-- EXERCISE INSTRUCTIONS --
Reproduce word for word the data from its first line through the line containing "filter-placeholder: 拖入字段 <box>493", with both of those lines included.

Element location data:
▬▬▬▬▬▬▬▬▬▬
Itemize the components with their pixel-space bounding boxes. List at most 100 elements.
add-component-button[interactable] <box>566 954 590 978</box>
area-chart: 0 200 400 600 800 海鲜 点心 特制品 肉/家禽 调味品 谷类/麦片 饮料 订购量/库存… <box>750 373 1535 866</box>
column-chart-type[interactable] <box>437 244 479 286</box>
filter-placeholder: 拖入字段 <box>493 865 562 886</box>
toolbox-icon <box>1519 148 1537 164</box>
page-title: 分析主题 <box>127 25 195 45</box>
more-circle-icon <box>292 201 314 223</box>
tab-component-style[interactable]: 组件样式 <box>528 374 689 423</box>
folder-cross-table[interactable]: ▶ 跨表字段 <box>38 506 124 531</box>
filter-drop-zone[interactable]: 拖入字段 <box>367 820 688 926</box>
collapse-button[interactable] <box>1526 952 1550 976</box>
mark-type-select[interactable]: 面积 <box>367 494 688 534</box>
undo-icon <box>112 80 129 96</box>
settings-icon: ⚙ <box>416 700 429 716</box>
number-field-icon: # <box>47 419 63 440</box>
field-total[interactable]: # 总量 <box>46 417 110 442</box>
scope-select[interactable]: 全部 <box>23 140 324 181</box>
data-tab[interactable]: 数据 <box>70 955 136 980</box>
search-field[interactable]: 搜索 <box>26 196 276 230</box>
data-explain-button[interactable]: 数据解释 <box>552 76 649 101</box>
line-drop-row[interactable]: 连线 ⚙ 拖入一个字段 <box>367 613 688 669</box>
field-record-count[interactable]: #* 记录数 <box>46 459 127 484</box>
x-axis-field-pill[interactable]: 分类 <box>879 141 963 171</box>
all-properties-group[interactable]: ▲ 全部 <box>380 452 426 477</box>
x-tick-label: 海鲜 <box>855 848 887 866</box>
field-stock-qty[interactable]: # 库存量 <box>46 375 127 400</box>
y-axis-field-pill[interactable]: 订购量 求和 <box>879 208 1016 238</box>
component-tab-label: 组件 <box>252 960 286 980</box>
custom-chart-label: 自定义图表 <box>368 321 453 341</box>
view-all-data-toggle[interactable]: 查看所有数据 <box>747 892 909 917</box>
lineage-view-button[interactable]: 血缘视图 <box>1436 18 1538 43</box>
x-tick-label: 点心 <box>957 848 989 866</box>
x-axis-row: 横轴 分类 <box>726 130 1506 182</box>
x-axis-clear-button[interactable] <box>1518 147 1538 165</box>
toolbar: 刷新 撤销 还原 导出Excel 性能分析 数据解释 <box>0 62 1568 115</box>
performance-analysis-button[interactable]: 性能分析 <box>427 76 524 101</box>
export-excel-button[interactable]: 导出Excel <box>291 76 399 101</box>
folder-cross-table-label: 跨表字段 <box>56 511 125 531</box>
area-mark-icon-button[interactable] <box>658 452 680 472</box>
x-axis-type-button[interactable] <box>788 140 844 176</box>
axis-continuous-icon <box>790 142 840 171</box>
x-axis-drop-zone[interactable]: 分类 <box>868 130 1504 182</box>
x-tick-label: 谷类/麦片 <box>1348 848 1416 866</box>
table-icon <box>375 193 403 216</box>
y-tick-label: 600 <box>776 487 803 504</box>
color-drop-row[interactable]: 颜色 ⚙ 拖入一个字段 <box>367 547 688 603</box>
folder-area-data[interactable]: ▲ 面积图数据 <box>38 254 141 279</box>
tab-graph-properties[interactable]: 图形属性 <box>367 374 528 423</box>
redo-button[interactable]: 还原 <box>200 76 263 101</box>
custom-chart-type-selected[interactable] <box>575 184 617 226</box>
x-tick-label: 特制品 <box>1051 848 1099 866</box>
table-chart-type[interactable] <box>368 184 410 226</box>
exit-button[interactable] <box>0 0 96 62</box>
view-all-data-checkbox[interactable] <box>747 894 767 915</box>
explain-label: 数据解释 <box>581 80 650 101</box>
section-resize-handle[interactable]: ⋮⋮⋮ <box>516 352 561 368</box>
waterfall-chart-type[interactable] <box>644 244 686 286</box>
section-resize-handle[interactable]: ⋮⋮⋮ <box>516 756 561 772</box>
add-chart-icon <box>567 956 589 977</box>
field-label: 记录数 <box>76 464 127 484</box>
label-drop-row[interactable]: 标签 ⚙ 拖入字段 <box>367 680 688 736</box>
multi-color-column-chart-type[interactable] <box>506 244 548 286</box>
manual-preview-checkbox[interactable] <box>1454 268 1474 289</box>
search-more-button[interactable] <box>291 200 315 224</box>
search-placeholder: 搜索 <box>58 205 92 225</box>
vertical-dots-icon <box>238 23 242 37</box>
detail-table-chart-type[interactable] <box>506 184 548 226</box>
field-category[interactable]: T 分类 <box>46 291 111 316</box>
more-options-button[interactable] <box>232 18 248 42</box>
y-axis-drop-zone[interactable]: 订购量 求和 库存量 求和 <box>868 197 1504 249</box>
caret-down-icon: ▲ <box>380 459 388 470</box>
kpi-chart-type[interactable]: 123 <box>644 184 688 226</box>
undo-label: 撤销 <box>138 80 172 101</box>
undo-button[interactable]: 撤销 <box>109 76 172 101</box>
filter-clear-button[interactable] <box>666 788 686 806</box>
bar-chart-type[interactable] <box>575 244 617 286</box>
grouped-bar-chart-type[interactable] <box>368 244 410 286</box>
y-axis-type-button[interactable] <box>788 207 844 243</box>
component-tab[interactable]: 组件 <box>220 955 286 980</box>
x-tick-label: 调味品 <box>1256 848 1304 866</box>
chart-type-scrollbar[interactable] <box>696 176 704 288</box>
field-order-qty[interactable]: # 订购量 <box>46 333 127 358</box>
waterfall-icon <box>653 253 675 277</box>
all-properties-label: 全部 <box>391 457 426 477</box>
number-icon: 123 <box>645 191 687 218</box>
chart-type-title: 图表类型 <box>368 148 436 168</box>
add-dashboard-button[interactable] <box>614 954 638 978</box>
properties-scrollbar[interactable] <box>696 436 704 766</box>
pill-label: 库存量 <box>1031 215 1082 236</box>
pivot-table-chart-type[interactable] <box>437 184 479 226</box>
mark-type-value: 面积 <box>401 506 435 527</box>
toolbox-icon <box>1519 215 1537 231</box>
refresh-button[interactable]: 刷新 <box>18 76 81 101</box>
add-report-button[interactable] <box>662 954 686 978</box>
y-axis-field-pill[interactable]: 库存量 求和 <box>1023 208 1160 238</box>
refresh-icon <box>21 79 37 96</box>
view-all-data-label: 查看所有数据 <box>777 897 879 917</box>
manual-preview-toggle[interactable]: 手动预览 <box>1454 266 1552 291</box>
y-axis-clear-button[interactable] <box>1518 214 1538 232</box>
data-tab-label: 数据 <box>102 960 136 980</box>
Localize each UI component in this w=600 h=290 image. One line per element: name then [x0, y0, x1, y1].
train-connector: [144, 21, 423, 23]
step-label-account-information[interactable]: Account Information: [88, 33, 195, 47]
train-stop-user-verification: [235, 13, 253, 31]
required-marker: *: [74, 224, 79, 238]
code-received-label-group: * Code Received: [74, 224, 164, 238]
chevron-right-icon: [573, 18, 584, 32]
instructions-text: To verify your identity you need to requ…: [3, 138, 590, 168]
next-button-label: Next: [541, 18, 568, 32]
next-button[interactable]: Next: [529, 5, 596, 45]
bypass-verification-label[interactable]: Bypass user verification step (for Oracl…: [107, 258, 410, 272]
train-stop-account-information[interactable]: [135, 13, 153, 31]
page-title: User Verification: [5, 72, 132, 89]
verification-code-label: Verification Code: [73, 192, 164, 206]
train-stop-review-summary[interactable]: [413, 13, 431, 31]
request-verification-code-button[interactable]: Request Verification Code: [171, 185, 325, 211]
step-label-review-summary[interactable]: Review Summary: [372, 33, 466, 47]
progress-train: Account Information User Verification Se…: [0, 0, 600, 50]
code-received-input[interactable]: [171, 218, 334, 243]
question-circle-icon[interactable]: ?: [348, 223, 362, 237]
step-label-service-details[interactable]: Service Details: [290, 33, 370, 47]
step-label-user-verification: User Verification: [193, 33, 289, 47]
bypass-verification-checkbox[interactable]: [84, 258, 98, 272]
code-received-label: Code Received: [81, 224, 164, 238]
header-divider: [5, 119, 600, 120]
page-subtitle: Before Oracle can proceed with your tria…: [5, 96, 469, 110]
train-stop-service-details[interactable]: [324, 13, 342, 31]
▬▬▬▬▬▬▬▬▬▬
-- EXPECTED ANSWER --
Itemize the components with their pixel-space bounding boxes. List at most 100 elements.
add-component-button[interactable] <box>566 954 590 978</box>
area-chart: 0 200 400 600 800 海鲜 点心 特制品 肉/家禽 调味品 谷类/麦片 饮料 订购量/库存… <box>750 373 1535 866</box>
column-chart-type[interactable] <box>437 244 479 286</box>
filter-placeholder: 拖入字段 <box>493 865 562 886</box>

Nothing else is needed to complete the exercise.